### CONSIGNE
Recopiez mot pour mot, dans le texte ci-dessous sur l'uranium du Niger, le passage qui va de « Le Niger, détenteur » jusqu'à « souveraine des ressources. ».

La Russie renforce son ancrage stratégique au Niger en misant sur l’exploitation de l’uranium et le développement du nucléaire civil, dans un contexte de redéfinition des partenariats post-coloniaux.
La visite officielle du ministre russe de l’Énergie, Sergueï Tsiviliov, à Niamey, marque un tournant diplomatique majeur. « Notre but principal, c’est d’exploiter l’uranium et de créer un système entier autour du nucléaire civil« , a-t-il déclaré. Cette annonce s’inscrit dans une dynamique géostratégique claire : renforcer l’influence russe en Afrique de l’Ouest au détriment des partenaires occidentaux traditionnels.
Le Niger, détenteur de plus de 60 millions de livres de réserves prouvées d’uranium et producteur de 3 527 tonnes en 2023 (soit 6,3 % de la production mondiale selon GlobalData), représente un levier stratégique pour Moscou. Le mémorandum signé entre Rosatom et le ministère nigérien de l’Énergie prévoit une coopération élargie, allant de l’extraction à la valorisation énergétique.
Depuis le coup d’État de juillet 2023, les autorités militaires de Niamey, dirigées par le général Tiani, cherchent à diversifier leurs partenaires en rompant avec les anciennes dépendances. En juin 2025, la nationalisation de Somaïr – ex-filiale du groupe français Orano – symbolisait déjà cette volonté de réappropriation souveraine des ressources.
Pour Moscou, ce partenariat s’inscrit dans une logique d’« alignement stratégique Sud-Sud » face à l’ordre énergétique occidental. « Il ne s’agit plus de simples accords miniers, mais de créer une filière nucléaire intégrée », affirme un analyste en intelligence économique à Moscou. L’absence de commentaire d’Orano, évincé du pays, souligne l’embarras de l’industrie française face à la recomposition géopolitique en cours.

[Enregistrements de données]
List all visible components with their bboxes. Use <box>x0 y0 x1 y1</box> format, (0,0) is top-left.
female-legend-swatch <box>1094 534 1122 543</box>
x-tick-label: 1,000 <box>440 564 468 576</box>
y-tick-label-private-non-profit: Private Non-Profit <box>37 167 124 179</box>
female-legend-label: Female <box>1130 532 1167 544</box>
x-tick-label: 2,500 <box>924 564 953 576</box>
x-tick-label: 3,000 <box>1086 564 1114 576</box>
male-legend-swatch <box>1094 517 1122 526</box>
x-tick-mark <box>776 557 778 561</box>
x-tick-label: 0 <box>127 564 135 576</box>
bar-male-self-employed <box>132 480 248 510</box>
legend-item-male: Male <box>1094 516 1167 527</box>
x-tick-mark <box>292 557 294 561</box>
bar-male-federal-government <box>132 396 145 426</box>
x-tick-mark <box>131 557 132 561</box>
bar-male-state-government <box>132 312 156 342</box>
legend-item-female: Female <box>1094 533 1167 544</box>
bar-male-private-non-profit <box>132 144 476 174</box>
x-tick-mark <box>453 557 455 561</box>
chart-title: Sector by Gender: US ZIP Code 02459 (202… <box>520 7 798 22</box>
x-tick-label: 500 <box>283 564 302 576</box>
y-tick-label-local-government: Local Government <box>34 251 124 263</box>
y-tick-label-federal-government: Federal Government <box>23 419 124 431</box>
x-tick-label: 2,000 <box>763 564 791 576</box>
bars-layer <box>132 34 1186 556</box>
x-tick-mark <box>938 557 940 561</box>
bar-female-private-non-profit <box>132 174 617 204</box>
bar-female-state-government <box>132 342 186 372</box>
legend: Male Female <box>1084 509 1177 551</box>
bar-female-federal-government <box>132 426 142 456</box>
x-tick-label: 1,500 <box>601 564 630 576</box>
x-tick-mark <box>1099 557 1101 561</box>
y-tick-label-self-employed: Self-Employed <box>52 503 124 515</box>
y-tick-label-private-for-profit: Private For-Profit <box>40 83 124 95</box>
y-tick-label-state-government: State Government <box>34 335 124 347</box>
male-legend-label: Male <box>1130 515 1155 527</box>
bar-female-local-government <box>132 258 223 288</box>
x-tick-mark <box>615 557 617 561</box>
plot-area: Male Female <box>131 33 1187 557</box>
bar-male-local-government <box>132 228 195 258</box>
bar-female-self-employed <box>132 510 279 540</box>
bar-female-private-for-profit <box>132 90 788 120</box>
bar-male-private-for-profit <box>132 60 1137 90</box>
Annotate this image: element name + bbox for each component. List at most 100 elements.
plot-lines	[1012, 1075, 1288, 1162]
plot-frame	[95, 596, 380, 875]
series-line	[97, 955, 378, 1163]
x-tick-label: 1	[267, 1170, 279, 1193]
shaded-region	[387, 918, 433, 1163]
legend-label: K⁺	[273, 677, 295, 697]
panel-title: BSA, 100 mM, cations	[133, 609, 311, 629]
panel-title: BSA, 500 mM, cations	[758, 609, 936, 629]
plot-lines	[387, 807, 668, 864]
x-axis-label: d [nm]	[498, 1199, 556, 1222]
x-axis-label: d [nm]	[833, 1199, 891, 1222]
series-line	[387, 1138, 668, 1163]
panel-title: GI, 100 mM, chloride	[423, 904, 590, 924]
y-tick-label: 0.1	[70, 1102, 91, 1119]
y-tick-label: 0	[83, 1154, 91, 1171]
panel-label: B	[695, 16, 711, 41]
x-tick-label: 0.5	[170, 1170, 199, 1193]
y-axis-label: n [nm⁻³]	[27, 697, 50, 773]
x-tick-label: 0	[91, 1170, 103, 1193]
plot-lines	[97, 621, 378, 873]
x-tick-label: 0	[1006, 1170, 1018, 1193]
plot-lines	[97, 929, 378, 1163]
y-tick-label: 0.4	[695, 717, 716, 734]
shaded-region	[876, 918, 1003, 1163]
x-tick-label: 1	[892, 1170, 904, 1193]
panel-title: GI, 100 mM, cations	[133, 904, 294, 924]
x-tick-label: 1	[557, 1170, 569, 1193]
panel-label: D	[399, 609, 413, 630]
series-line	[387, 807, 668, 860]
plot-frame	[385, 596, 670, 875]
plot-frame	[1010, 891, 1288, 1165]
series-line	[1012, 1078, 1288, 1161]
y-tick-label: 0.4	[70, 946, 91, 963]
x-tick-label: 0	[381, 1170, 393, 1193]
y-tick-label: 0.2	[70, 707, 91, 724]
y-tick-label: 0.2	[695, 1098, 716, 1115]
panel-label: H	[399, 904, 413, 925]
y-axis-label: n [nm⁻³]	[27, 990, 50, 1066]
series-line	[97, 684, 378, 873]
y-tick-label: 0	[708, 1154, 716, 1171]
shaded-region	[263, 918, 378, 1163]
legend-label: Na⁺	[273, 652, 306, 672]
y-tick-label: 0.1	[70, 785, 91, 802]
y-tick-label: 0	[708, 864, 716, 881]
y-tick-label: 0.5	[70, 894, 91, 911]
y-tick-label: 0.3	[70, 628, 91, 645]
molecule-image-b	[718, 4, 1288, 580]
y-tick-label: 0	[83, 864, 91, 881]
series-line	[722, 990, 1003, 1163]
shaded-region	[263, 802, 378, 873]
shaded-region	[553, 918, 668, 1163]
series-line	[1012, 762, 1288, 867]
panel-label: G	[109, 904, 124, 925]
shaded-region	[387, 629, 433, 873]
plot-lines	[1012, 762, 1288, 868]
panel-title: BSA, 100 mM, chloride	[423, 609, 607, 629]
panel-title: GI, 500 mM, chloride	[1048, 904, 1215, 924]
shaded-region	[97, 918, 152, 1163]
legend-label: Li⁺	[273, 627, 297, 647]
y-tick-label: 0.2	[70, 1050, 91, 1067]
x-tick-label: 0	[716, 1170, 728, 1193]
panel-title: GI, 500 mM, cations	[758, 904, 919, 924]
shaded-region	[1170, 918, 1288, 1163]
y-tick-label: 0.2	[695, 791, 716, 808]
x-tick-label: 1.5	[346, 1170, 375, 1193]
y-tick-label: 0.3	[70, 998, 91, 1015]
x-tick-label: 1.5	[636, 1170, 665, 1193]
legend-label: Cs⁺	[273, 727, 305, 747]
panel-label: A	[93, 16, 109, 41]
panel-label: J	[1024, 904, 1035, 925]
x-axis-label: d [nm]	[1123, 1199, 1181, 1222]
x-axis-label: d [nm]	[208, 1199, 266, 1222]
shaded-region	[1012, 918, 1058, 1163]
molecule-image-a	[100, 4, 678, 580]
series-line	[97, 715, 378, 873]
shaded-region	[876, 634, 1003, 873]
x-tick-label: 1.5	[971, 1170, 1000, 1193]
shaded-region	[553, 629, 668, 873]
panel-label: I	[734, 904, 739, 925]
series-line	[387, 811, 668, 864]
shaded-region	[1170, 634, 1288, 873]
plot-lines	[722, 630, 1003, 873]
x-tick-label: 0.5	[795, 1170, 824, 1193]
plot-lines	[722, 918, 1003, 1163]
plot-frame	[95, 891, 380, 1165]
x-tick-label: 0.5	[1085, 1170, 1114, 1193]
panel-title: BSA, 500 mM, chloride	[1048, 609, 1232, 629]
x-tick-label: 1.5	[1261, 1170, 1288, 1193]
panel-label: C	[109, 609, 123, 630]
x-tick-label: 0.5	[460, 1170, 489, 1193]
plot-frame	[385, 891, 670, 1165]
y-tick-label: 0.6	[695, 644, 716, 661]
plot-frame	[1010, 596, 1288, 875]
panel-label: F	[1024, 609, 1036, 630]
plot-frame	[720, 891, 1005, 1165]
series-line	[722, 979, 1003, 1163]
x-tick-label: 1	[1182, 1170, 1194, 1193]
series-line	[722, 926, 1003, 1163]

### RÉSULTAT
Le Niger, détenteur de plus de 60 millions de livres de réserves prouvées d’uranium et producteur de 3 527 tonnes en 2023 (soit 6,3 % de la production mondiale selon GlobalData), représente un levier stratégique pour Moscou. Le mémorandum signé entre Rosatom et le ministère nigérien de l’Énergie prévoit une coopération élargie, allant de l’extraction à la valorisation énergétique.
Depuis le coup d’État de juillet 2023, les autorités militaires de Niamey, dirigées par le général Tiani, cherchent à diversifier leurs partenaires en rompant avec les anciennes dépendances. En juin 2025, la nationalisation de Somaïr – ex-filiale du groupe français Orano – symbolisait déjà cette volonté de réappropriation souveraine des ressources.